## Figure contents as structured data
start
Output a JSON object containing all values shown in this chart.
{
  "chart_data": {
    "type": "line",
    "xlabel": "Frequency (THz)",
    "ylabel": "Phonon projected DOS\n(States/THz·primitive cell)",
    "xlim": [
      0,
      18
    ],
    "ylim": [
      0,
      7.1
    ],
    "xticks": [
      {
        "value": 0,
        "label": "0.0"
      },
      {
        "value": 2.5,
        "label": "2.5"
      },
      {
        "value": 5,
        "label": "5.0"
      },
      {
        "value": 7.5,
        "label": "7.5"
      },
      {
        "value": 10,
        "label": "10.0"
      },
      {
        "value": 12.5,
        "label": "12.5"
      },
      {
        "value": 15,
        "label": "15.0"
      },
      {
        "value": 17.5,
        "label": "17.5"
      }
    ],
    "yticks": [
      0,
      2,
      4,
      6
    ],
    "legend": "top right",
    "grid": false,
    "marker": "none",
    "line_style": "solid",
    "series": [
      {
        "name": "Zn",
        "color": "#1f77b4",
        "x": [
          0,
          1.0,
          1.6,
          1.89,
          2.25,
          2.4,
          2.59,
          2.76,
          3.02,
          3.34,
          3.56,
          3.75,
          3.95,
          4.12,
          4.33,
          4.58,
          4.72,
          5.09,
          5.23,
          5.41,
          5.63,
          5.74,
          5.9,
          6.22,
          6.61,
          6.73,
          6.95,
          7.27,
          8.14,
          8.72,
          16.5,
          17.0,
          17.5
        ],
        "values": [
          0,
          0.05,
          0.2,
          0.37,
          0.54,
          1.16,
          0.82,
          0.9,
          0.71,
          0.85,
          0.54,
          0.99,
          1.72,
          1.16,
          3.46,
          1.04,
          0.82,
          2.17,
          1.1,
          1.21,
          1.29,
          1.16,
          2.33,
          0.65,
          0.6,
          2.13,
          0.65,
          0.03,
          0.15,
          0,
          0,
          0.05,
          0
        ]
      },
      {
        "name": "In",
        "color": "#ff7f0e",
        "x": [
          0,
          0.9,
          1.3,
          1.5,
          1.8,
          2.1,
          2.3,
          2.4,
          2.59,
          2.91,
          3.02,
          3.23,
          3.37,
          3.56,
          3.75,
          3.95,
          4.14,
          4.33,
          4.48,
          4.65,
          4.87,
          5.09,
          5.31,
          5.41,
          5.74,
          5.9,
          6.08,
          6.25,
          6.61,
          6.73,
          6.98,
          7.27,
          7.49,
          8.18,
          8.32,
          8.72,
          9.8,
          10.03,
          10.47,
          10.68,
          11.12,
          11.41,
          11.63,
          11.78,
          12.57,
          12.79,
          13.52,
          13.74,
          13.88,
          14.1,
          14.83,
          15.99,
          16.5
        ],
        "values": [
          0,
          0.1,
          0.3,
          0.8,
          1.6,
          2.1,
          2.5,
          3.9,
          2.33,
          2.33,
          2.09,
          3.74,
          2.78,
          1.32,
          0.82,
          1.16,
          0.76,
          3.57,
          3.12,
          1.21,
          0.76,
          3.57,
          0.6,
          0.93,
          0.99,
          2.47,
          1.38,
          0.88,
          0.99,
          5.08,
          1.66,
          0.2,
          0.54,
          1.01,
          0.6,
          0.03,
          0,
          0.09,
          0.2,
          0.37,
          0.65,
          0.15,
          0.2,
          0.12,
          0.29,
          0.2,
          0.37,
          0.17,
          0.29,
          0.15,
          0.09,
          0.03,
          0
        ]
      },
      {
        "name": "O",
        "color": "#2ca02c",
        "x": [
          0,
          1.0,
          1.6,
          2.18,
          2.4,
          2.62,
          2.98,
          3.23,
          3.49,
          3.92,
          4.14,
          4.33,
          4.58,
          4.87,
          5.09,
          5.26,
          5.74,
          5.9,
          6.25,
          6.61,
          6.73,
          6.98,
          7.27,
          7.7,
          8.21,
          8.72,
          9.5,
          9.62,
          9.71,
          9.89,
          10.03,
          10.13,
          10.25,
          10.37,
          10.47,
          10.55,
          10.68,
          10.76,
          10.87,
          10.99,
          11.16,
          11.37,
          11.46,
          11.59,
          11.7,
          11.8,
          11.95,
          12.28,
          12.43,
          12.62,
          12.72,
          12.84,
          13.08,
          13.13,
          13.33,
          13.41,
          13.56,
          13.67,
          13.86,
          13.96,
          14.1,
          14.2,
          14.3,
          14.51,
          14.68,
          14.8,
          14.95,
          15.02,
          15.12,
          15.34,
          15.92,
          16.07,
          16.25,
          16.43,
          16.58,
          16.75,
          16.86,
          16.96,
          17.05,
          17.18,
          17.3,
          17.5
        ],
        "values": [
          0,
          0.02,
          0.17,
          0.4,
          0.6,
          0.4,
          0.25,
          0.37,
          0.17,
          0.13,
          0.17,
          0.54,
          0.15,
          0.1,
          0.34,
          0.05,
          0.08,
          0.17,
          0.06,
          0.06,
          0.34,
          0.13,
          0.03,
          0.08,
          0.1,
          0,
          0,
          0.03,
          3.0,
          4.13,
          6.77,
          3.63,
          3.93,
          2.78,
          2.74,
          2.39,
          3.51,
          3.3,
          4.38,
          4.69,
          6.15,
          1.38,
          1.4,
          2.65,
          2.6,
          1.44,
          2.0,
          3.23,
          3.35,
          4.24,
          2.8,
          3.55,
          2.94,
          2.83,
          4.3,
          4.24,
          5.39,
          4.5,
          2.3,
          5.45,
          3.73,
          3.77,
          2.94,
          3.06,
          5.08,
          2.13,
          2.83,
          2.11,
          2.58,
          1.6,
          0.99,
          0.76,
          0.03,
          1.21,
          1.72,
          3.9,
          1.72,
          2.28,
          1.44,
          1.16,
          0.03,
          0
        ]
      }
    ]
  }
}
end
## TASK BRIEF
From the listing above, extract all records word for word.

## CORRECT RESPONSE
Output a JSON object containing all values shown in this chart.
{
  "chart_data": {
    "type": "line",
    "xlabel": "Frequency (THz)",
    "ylabel": "Phonon projected DOS\n(States/THz·primitive cell)",
    "xlim": [
      0,
      18
    ],
    "ylim": [
      0,
      7.1
    ],
    "xticks": [
      {
        "value": 0,
        "label": "0.0"
      },
      {
        "value": 2.5,
        "label": "2.5"
      },
      {
        "value": 5,
        "label": "5.0"
      },
      {
        "value": 7.5,
        "label": "7.5"
      },
      {
        "value": 10,
        "label": "10.0"
      },
      {
        "value": 12.5,
        "label": "12.5"
      },
      {
        "value": 15,
        "label": "15.0"
      },
      {
        "value": 17.5,
        "label": "17.5"
      }
    ],
    "yticks": [
      0,
      2,
      4,
      6
    ],
    "legend": "top right",
    "grid": false,
    "marker": "none",
    "line_style": "solid",
    "series": [
      {
        "name": "Zn",
        "color": "#1f77b4",
        "x": [
          0,
          1.0,
          1.6,
          1.89,
          2.25,
          2.4,
          2.59,
          2.76,
          3.02,
          3.34,
          3.56,
          3.75,
          3.95,
          4.12,
          4.33,
          4.58,
          4.72,
          5.09,
          5.23,
          5.41,
          5.63,
          5.74,
          5.9,
          6.22,
          6.61,
          6.73,
          6.95,
          7.27,
          8.14,
          8.72,
          16.5,
          17.0,
          17.5
        ],
        "values": [
          0,
          0.05,
          0.2,
          0.37,
          0.54,
          1.16,
          0.82,
          0.9,
          0.71,
          0.85,
          0.54,
          0.99,
          1.72,
          1.16,
          3.46,
          1.04,
          0.82,
          2.17,
          1.1,
          1.21,
          1.29,
          1.16,
          2.33,
          0.65,
          0.6,
          2.13,
          0.65,
          0.03,
          0.15,
          0,
          0,
          0.05,
          0
        ]
      },
      {
        "name": "In",
        "color": "#ff7f0e",
        "x": [
          0,
          0.9,
          1.3,
          1.5,
          1.8,
          2.1,
          2.3,
          2.4,
          2.59,
          2.91,
          3.02,
          3.23,
          3.37,
          3.56,
          3.75,
          3.95,
          4.14,
          4.33,
          4.48,
          4.65,
          4.87,
          5.09,
          5.31,
          5.41,
          5.74,
          5.9,
          6.08,
          6.25,
          6.61,
          6.73,
          6.98,
          7.27,
          7.49,
          8.18,
          8.32,
          8.72,
          9.8,
          10.03,
          10.47,
          10.68,
          11.12,
          11.41,
          11.63,
          11.78,
          12.57,
          12.79,
          13.52,
          13.74,
          13.88,
          14.1,
          14.83,
          15.99,
          16.5
        ],
        "values": [
          0,
          0.1,
          0.3,
          0.8,
          1.6,
          2.1,
          2.5,
          3.9,
          2.33,
          2.33,
          2.09,
          3.74,
          2.78,
          1.32,
          0.82,
          1.16,
          0.76,
          3.57,
          3.12,
          1.21,
          0.76,
          3.57,
          0.6,
          0.93,
          0.99,
          2.47,
          1.38,
          0.88,
          0.99,
          5.08,
          1.66,
          0.2,
          0.54,
          1.01,
          0.6,
          0.03,
          0,
          0.09,
          0.2,
          0.37,
          0.65,
          0.15,
          0.2,
          0.12,
          0.29,
          0.2,
          0.37,
          0.17,
          0.29,
          0.15,
          0.09,
          0.03,
          0
        ]
      },
      {
        "name": "O",
        "color": "#2ca02c",
        "x": [
          0,
          1.0,
          1.6,
          2.18,
          2.4,
          2.62,
          2.98,
          3.23,
          3.49,
          3.92,
          4.14,
          4.33,
          4.58,
          4.87,
          5.09,
          5.26,
          5.74,
          5.9,
          6.25,
          6.61,
          6.73,
          6.98,
          7.27,
          7.7,
          8.21,
          8.72,
          9.5,
          9.62,
          9.71,
          9.89,
          10.03,
          10.13,
          10.25,
          10.37,
          10.47,
          10.55,
          10.68,
          10.76,
          10.87,
          10.99,
          11.16,
          11.37,
          11.46,
          11.59,
          11.7,
          11.8,
          11.95,
          12.28,
          12.43,
          12.62,
          12.72,
          12.84,
          13.08,
          13.13,
          13.33,
          13.41,
          13.56,
          13.67,
          13.86,
          13.96,
          14.1,
          14.2,
          14.3,
          14.51,
          14.68,
          14.8,
          14.95,
          15.02,
          15.12,
          15.34,
          15.92,
          16.07,
          16.25,
          16.43,
          16.58,
          16.75,
          16.86,
          16.96,
          17.05,
          17.18,
          17.3,
          17.5
        ],
        "values": [
          0,
          0.02,
          0.17,
          0.4,
          0.6,
          0.4,
          0.25,
          0.37,
          0.17,
          0.13,
          0.17,
          0.54,
          0.15,
          0.1,
          0.34,
          0.05,
          0.08,
          0.17,
          0.06,
          0.06,
          0.34,
          0.13,
          0.03,
          0.08,
          0.1,
          0,
          0,
          0.03,
          3.0,
          4.13,
          6.77,
          3.63,
          3.93,
          2.78,
          2.74,
          2.39,
          3.51,
          3.3,
          4.38,
          4.69,
          6.15,
          1.38,
          1.4,
          2.65,
          2.6,
          1.44,
          2.0,
          3.23,
          3.35,
          4.24,
          2.8,
          3.55,
          2.94,
          2.83,
          4.3,
          4.24,
          5.39,
          4.5,
          2.3,
          5.45,
          3.73,
          3.77,
          2.94,
          3.06,
          5.08,
          2.13,
          2.83,
          2.11,
          2.58,
          1.6,
          0.99,
          0.76,
          0.03,
          1.21,
          1.72,
          3.9,
          1.72,
          2.28,
          1.44,
          1.16,
          0.03,
          0
        ]
      }
    ]
  }
}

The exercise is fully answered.